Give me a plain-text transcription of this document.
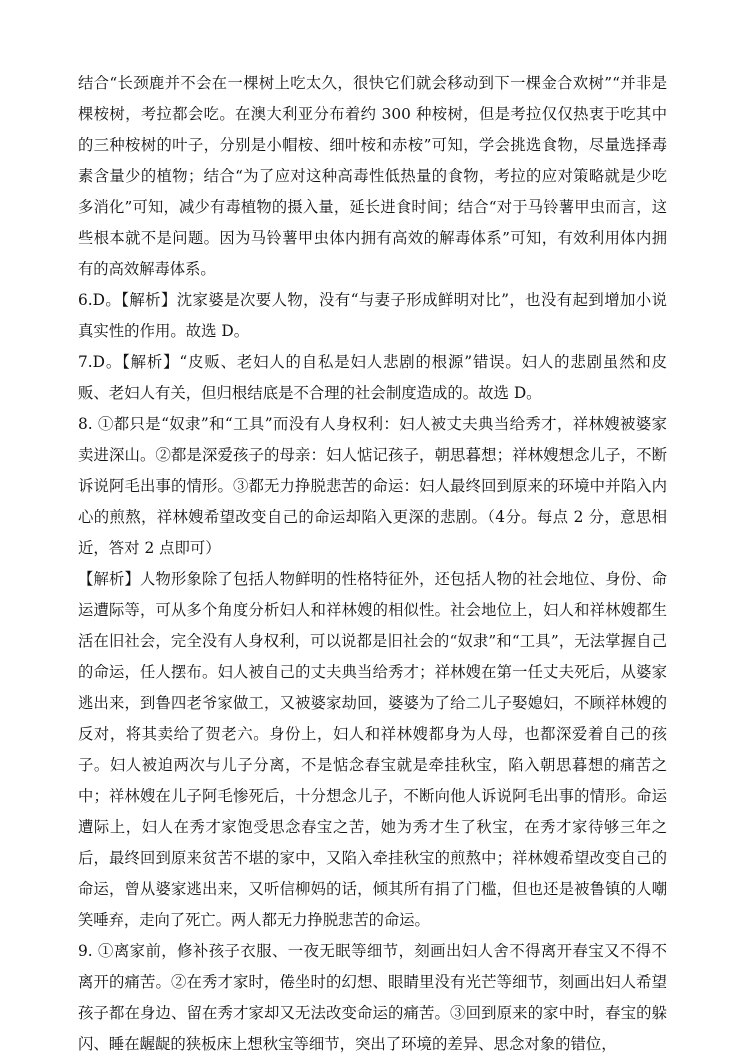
结合“长颈鹿并不会在一棵树上吃太久，很快它们就会移动到下一棵金合欢树”“并非是棵桉树，考拉都会吃。在澳大利亚分布着约 300 种桉树，但是考拉仅仅热衷于吃其中的三种桉树的叶子，分别是小帽桉、细叶桉和赤桉”可知，学会挑选食物，尽量选择毒素含量少的植物；结合“为了应对这种高毒性低热量的食物，考拉的应对策略就是少吃多消化”可知，减少有毒植物的摄入量，延长进食时间；结合“对于马铃薯甲虫而言，这些根本就不是问题。因为马铃薯甲虫体内拥有高效的解毒体系”可知，有效利用体内拥有的高效解毒体系。

6.D。【解析】沈家婆是次要人物，没有“与妻子形成鲜明对比”，也没有起到增加小说真实性的作用。故选 D。

7.D。【解析】“皮贩、老妇人的自私是妇人悲剧的根源”错误。妇人的悲剧虽然和皮贩、老妇人有关，但归根结底是不合理的社会制度造成的。故选 D。

8. ①都只是“奴隶”和“工具”而没有人身权利：妇人被丈夫典当给秀才，祥林嫂被婆家卖进深山。②都是深爱孩子的母亲：妇人惦记孩子，朝思暮想；祥林嫂想念儿子，不断诉说阿毛出事的情形。③都无力挣脱悲苦的命运：妇人最终回到原来的环境中并陷入内心的煎熬，祥林嫂希望改变自己的命运却陷入更深的悲剧。（4分。每点 2 分，意思相近，答对 2 点即可）

【解析】人物形象除了包括人物鲜明的性格特征外，还包括人物的社会地位、身份、命运遭际等，可从多个角度分析妇人和祥林嫂的相似性。社会地位上，妇人和祥林嫂都生活在旧社会，完全没有人身权利，可以说都是旧社会的“奴隶”和“工具”，无法掌握自己的命运，任人摆布。妇人被自己的丈夫典当给秀才；祥林嫂在第一任丈夫死后，从婆家逃出来，到鲁四老爷家做工，又被婆家劫回，婆婆为了给二儿子娶媳妇，不顾祥林嫂的反对，将其卖给了贺老六。身份上，妇人和祥林嫂都身为人母，也都深爱着自己的孩子。妇人被迫两次与儿子分离，不是惦念春宝就是牵挂秋宝，陷入朝思暮想的痛苦之中；祥林嫂在儿子阿毛惨死后，十分想念儿子，不断向他人诉说阿毛出事的情形。命运遭际上，妇人在秀才家饱受思念春宝之苦，她为秀才生了秋宝，在秀才家待够三年之后，最终回到原来贫苦不堪的家中，又陷入牵挂秋宝的煎熬中；祥林嫂希望改变自己的命运，曾从婆家逃出来，又听信柳妈的话，倾其所有捐了门槛，但也还是被鲁镇的人嘲笑唾弃，走向了死亡。两人都无力挣脱悲苦的命运。

9. ①离家前，修补孩子衣服、一夜无眠等细节，刻画出妇人舍不得离开春宝又不得不离开的痛苦。②在秀才家时，倦坐时的幻想、眼睛里没有光芒等细节，刻画出妇人希望孩子都在身边、留在秀才家却又无法改变命运的痛苦。③回到原来的家中时，春宝的躲闪、睡在龌龊的狭板床上想秋宝等细节，突出了环境的差异、思念对象的错位，
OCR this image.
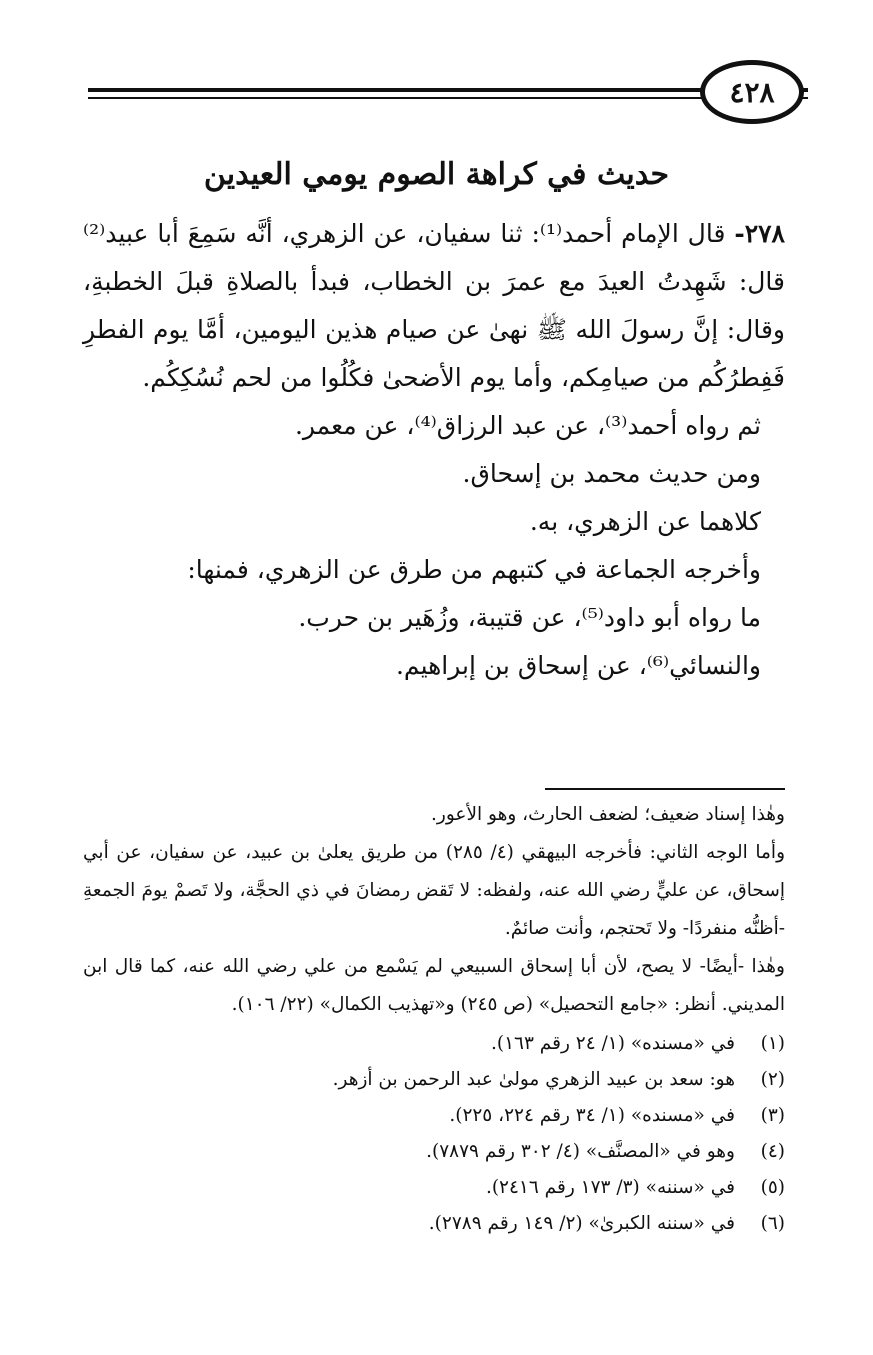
٤٢٨
حديث في كراهة الصوم يومي العيدين

٢٧٨- قال الإمام أحمد⁽¹⁾: ثنا سفيان، عن الزهري، أنَّه سَمِعَ أبا عبيد⁽²⁾ قال: شَهِدتُ العيدَ مع عمرَ بن الخطاب، فبدأ بالصلاةِ قبلَ الخطبةِ، وقال: إنَّ رسولَ الله ﷺ نهىٰ عن صيام هذين اليومين، أمَّا يوم الفطرِ فَفِطرُكُم من صيامِكم، وأما يوم الأضحىٰ فكُلُوا من لحم نُسُكِكُم.

ثم رواه أحمد⁽³⁾، عن عبد الرزاق⁽⁴⁾، عن معمر.

ومن حديث محمد بن إسحاق.

كلاهما عن الزهري، به.

وأخرجه الجماعة في كتبهم من طرق عن الزهري، فمنها:

ما رواه أبو داود⁽⁵⁾، عن قتيبة، وزُهَير بن حرب.

والنسائي⁽⁶⁾، عن إسحاق بن إبراهيم.

وهٰذا إسناد ضعيف؛ لضعف الحارث، وهو الأعور.

وأما الوجه الثاني: فأخرجه البيهقي (٤/ ٢٨٥) من طريق يعلىٰ بن عبيد، عن سفيان، عن أبي إسحاق، عن عليٍّ رضي الله عنه، ولفظه: لا تَقض رمضانَ في ذي الحجَّة، ولا تَصمْ يومَ الجمعةِ -أظنُّه منفردًا- ولا تَحتجم، وأنت صائمٌ.

وهٰذا -أيضًا- لا يصح، لأن أبا إسحاق السبيعي لم يَسْمع من علي رضي الله عنه، كما قال ابن المديني. أنظر: «جامع التحصيل» (ص ٢٤٥) و«تهذيب الكمال» (٢٢/ ١٠٦).

(١)
في «مسنده» (١/ ٢٤ رقم ١٦٣).
(٢)
هو: سعد بن عبيد الزهري مولىٰ عبد الرحمن بن أزهر.
(٣)
في «مسنده» (١/ ٣٤ رقم ٢٢٤، ٢٢٥).
(٤)
وهو في «المصنَّف» (٤/ ٣٠٢ رقم ٧٨٧٩).
(٥)
في «سننه» (٣/ ١٧٣ رقم ٢٤١٦).
(٦)
في «سننه الكبرىٰ» (٢/ ١٤٩ رقم ٢٧٨٩).
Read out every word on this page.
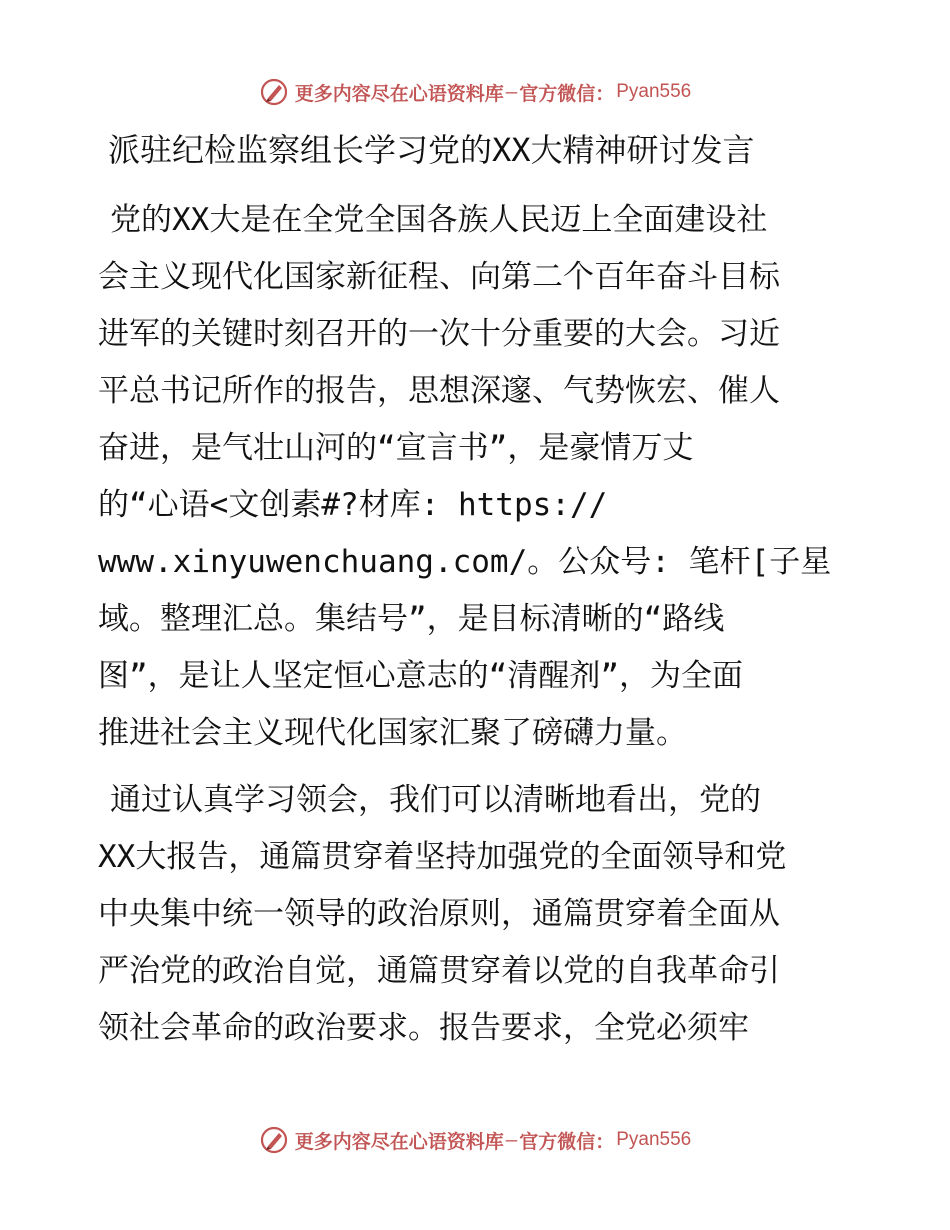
更多内容尽在心语资料库 — 官方微信： Pyan556
派驻纪检监察组长学习党的XX大精神研讨发言
党的XX大是在全党全国各族人民迈上全面建设社
会主义现代化国家新征程、向第二个百年奋斗目标
进军的关键时刻召开的一次十分重要的大会。习近
平总书记所作的报告，思想深邃、气势恢宏、催人
奋进，是气壮山河的“宣言书”，是豪情万丈
的“心语<文创素#?材库: https://
www.xinyuwenchuang.com/。公众号: 笔杆[子星
域。整理汇总。集结号”，是目标清晰的“路线
图”，是让人坚定恒心意志的“清醒剂”，为全面
推进社会主义现代化国家汇聚了磅礴力量。
通过认真学习领会，我们可以清晰地看出，党的
XX大报告，通篇贯穿着坚持加强党的全面领导和党
中央集中统一领导的政治原则，通篇贯穿着全面从
严治党的政治自觉，通篇贯穿着以党的自我革命引
领社会革命的政治要求。报告要求，全党必须牢
更多内容尽在心语资料库 — 官方微信： Pyan556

____________________

Work to be completed ▸
Return only those lines of the records that contain the string "مسنده".

Full answer ▸
في «مسنده» (١/ ٢٤ رقم ١٦٣).
في «مسنده» (١/ ٣٤ رقم ٢٢٤، ٢٢٥).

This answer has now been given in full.